GIVEN INSTRUCTION: Below is a listing; reproduce each line of it exactly.

SUPPLIED MATERIAL:

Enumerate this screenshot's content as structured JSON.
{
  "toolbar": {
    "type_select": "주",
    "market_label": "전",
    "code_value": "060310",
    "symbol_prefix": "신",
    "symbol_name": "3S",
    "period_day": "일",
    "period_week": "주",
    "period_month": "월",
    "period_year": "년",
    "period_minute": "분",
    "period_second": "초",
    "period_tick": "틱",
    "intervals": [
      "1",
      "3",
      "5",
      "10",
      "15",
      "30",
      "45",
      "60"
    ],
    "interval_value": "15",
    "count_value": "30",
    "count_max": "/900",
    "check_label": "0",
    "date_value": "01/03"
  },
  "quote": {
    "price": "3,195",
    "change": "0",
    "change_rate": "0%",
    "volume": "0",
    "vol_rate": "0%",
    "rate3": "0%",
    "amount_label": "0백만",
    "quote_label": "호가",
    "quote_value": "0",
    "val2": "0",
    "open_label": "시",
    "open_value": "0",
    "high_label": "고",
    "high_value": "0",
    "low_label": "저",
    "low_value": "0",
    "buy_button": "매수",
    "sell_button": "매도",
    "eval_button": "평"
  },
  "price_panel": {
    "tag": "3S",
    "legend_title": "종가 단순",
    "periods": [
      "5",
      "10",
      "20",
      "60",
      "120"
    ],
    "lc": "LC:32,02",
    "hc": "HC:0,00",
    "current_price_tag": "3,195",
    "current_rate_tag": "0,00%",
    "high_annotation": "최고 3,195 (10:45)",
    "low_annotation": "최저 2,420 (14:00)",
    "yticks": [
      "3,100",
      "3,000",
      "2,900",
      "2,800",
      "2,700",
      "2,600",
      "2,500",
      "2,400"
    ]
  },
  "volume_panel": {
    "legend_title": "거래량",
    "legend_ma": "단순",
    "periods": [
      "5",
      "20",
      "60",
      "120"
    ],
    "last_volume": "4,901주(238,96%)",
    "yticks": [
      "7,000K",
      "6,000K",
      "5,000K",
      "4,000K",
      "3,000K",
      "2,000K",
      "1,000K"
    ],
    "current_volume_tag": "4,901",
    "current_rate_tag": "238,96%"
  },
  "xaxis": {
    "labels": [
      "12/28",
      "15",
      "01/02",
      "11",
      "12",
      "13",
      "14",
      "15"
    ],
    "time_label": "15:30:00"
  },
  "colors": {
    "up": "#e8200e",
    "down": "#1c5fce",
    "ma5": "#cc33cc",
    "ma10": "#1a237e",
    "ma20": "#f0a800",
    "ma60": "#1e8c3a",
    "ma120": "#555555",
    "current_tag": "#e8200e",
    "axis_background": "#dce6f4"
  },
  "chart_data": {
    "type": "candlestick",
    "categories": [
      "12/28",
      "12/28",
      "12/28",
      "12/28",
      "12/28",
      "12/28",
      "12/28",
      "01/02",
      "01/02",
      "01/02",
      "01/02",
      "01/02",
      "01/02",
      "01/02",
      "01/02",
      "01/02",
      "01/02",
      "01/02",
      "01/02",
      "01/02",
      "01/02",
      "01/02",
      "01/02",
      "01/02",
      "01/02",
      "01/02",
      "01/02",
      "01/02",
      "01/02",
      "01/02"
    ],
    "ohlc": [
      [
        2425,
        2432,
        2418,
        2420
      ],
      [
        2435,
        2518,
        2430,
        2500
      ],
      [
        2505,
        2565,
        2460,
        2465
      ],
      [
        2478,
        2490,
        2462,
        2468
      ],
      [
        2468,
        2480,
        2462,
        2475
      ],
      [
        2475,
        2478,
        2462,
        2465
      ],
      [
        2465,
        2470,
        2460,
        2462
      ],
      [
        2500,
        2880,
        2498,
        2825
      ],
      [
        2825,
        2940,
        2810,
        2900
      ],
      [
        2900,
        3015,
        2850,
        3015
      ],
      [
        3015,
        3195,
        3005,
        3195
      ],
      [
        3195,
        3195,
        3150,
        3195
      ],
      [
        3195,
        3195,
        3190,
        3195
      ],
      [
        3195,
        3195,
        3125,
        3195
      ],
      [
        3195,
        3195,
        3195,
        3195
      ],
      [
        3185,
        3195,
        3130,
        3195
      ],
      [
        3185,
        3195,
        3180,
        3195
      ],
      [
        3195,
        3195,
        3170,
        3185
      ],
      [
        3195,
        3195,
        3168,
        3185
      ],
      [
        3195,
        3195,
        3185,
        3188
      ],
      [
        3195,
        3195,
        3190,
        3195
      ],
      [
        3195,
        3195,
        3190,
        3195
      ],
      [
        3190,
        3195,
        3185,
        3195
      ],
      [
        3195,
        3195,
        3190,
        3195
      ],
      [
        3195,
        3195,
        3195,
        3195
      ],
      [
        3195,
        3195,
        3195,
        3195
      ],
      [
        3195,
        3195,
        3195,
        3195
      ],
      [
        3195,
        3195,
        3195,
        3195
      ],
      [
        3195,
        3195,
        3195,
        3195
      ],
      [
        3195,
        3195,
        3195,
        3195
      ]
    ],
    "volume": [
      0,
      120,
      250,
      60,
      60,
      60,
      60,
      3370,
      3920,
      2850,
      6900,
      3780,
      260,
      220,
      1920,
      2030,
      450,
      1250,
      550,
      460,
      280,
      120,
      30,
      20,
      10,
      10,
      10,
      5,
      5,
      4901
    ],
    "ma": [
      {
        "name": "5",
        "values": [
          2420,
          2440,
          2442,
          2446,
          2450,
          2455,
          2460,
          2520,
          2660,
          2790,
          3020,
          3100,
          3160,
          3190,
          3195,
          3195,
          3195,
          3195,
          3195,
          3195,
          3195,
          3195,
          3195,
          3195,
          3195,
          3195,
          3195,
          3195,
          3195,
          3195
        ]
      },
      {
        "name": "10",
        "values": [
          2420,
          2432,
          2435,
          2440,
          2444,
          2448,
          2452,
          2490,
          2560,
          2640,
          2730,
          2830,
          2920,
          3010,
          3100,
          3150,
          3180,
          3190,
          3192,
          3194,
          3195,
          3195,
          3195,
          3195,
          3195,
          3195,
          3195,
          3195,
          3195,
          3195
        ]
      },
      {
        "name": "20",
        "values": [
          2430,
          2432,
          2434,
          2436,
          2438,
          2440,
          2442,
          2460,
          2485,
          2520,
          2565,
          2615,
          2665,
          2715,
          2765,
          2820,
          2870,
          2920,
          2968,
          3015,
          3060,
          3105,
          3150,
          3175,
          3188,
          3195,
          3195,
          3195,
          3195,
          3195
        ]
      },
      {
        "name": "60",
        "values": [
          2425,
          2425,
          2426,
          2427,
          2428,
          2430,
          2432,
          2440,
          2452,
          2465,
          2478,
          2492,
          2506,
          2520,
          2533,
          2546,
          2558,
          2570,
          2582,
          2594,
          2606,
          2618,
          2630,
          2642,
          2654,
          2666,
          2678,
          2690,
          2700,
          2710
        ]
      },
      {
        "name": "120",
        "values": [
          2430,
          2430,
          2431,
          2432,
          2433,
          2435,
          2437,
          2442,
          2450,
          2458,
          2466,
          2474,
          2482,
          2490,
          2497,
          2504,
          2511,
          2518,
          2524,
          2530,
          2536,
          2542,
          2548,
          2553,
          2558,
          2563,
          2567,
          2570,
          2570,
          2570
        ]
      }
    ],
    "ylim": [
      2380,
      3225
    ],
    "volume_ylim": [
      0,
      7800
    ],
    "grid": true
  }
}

ANSWER:
Enumerate this screenshot's content as structured JSON.
{
  "toolbar": {
    "type_select": "주",
    "market_label": "전",
    "code_value": "060310",
    "symbol_prefix": "신",
    "symbol_name": "3S",
    "period_day": "일",
    "period_week": "주",
    "period_month": "월",
    "period_year": "년",
    "period_minute": "분",
    "period_second": "초",
    "period_tick": "틱",
    "intervals": [
      "1",
      "3",
      "5",
      "10",
      "15",
      "30",
      "45",
      "60"
    ],
    "interval_value": "15",
    "count_value": "30",
    "count_max": "/900",
    "check_label": "0",
    "date_value": "01/03"
  },
  "quote": {
    "price": "3,195",
    "change": "0",
    "change_rate": "0%",
    "volume": "0",
    "vol_rate": "0%",
    "rate3": "0%",
    "amount_label": "0백만",
    "quote_label": "호가",
    "quote_value": "0",
    "val2": "0",
    "open_label": "시",
    "open_value": "0",
    "high_label": "고",
    "high_value": "0",
    "low_label": "저",
    "low_value": "0",
    "buy_button": "매수",
    "sell_button": "매도",
    "eval_button": "평"
  },
  "price_panel": {
    "tag": "3S",
    "legend_title": "종가 단순",
    "periods": [
      "5",
      "10",
      "20",
      "60",
      "120"
    ],
    "lc": "LC:32,02",
    "hc": "HC:0,00",
    "current_price_tag": "3,195",
    "current_rate_tag": "0,00%",
    "high_annotation": "최고 3,195 (10:45)",
    "low_annotation": "최저 2,420 (14:00)",
    "yticks": [
      "3,100",
      "3,000",
      "2,900",
      "2,800",
      "2,700",
      "2,600",
      "2,500",
      "2,400"
    ]
  },
  "volume_panel": {
    "legend_title": "거래량",
    "legend_ma": "단순",
    "periods": [
      "5",
      "20",
      "60",
      "120"
    ],
    "last_volume": "4,901주(238,96%)",
    "yticks": [
      "7,000K",
      "6,000K",
      "5,000K",
      "4,000K",
      "3,000K",
      "2,000K",
      "1,000K"
    ],
    "current_volume_tag": "4,901",
    "current_rate_tag": "238,96%"
  },
  "xaxis": {
    "labels": [
      "12/28",
      "15",
      "01/02",
      "11",
      "12",
      "13",
      "14",
      "15"
    ],
    "time_label": "15:30:00"
  },
  "colors": {
    "up": "#e8200e",
    "down": "#1c5fce",
    "ma5": "#cc33cc",
    "ma10": "#1a237e",
    "ma20": "#f0a800",
    "ma60": "#1e8c3a",
    "ma120": "#555555",
    "current_tag": "#e8200e",
    "axis_background": "#dce6f4"
  },
  "chart_data": {
    "type": "candlestick",
    "categories": [
      "12/28",
      "12/28",
      "12/28",
      "12/28",
      "12/28",
      "12/28",
      "12/28",
      "01/02",
      "01/02",
      "01/02",
      "01/02",
      "01/02",
      "01/02",
      "01/02",
      "01/02",
      "01/02",
      "01/02",
      "01/02",
      "01/02",
      "01/02",
      "01/02",
      "01/02",
      "01/02",
      "01/02",
      "01/02",
      "01/02",
      "01/02",
      "01/02",
      "01/02",
      "01/02"
    ],
    "ohlc": [
      [
        2425,
        2432,
        2418,
        2420
      ],
      [
        2435,
        2518,
        2430,
        2500
      ],
      [
        2505,
        2565,
        2460,
        2465
      ],
      [
        2478,
        2490,
        2462,
        2468
      ],
      [
        2468,
        2480,
        2462,
        2475
      ],
      [
        2475,
        2478,
        2462,
        2465
      ],
      [
        2465,
        2470,
        2460,
        2462
      ],
      [
        2500,
        2880,
        2498,
        2825
      ],
      [
        2825,
        2940,
        2810,
        2900
      ],
      [
        2900,
        3015,
        2850,
        3015
      ],
      [
        3015,
        3195,
        3005,
        3195
      ],
      [
        3195,
        3195,
        3150,
        3195
      ],
      [
        3195,
        3195,
        3190,
        3195
      ],
      [
        3195,
        3195,
        3125,
        3195
      ],
      [
        3195,
        3195,
        3195,
        3195
      ],
      [
        3185,
        3195,
        3130,
        3195
      ],
      [
        3185,
        3195,
        3180,
        3195
      ],
      [
        3195,
        3195,
        3170,
        3185
      ],
      [
        3195,
        3195,
        3168,
        3185
      ],
      [
        3195,
        3195,
        3185,
        3188
      ],
      [
        3195,
        3195,
        3190,
        3195
      ],
      [
        3195,
        3195,
        3190,
        3195
      ],
      [
        3190,
        3195,
        3185,
        3195
      ],
      [
        3195,
        3195,
        3190,
        3195
      ],
      [
        3195,
        3195,
        3195,
        3195
      ],
      [
        3195,
        3195,
        3195,
        3195
      ],
      [
        3195,
        3195,
        3195,
        3195
      ],
      [
        3195,
        3195,
        3195,
        3195
      ],
      [
        3195,
        3195,
        3195,
        3195
      ],
      [
        3195,
        3195,
        3195,
        3195
      ]
    ],
    "volume": [
      0,
      120,
      250,
      60,
      60,
      60,
      60,
      3370,
      3920,
      2850,
      6900,
      3780,
      260,
      220,
      1920,
      2030,
      450,
      1250,
      550,
      460,
      280,
      120,
      30,
      20,
      10,
      10,
      10,
      5,
      5,
      4901
    ],
    "ma": [
      {
        "name": "5",
        "values": [
          2420,
          2440,
          2442,
          2446,
          2450,
          2455,
          2460,
          2520,
          2660,
          2790,
          3020,
          3100,
          3160,
          3190,
          3195,
          3195,
          3195,
          3195,
          3195,
          3195,
          3195,
          3195,
          3195,
          3195,
          3195,
          3195,
          3195,
          3195,
          3195,
          3195
        ]
      },
      {
        "name": "10",
        "values": [
          2420,
          2432,
          2435,
          2440,
          2444,
          2448,
          2452,
          2490,
          2560,
          2640,
          2730,
          2830,
          2920,
          3010,
          3100,
          3150,
          3180,
          3190,
          3192,
          3194,
          3195,
          3195,
          3195,
          3195,
          3195,
          3195,
          3195,
          3195,
          3195,
          3195
        ]
      },
      {
        "name": "20",
        "values": [
          2430,
          2432,
          2434,
          2436,
          2438,
          2440,
          2442,
          2460,
          2485,
          2520,
          2565,
          2615,
          2665,
          2715,
          2765,
          2820,
          2870,
          2920,
          2968,
          3015,
          3060,
          3105,
          3150,
          3175,
          3188,
          3195,
          3195,
          3195,
          3195,
          3195
        ]
      },
      {
        "name": "60",
        "values": [
          2425,
          2425,
          2426,
          2427,
          2428,
          2430,
          2432,
          2440,
          2452,
          2465,
          2478,
          2492,
          2506,
          2520,
          2533,
          2546,
          2558,
          2570,
          2582,
          2594,
          2606,
          2618,
          2630,
          2642,
          2654,
          2666,
          2678,
          2690,
          2700,
          2710
        ]
      },
      {
        "name": "120",
        "values": [
          2430,
          2430,
          2431,
          2432,
          2433,
          2435,
          2437,
          2442,
          2450,
          2458,
          2466,
          2474,
          2482,
          2490,
          2497,
          2504,
          2511,
          2518,
          2524,
          2530,
          2536,
          2542,
          2548,
          2553,
          2558,
          2563,
          2567,
          2570,
          2570,
          2570
        ]
      }
    ],
    "ylim": [
      2380,
      3225
    ],
    "volume_ylim": [
      0,
      7800
    ],
    "grid": true
  }
}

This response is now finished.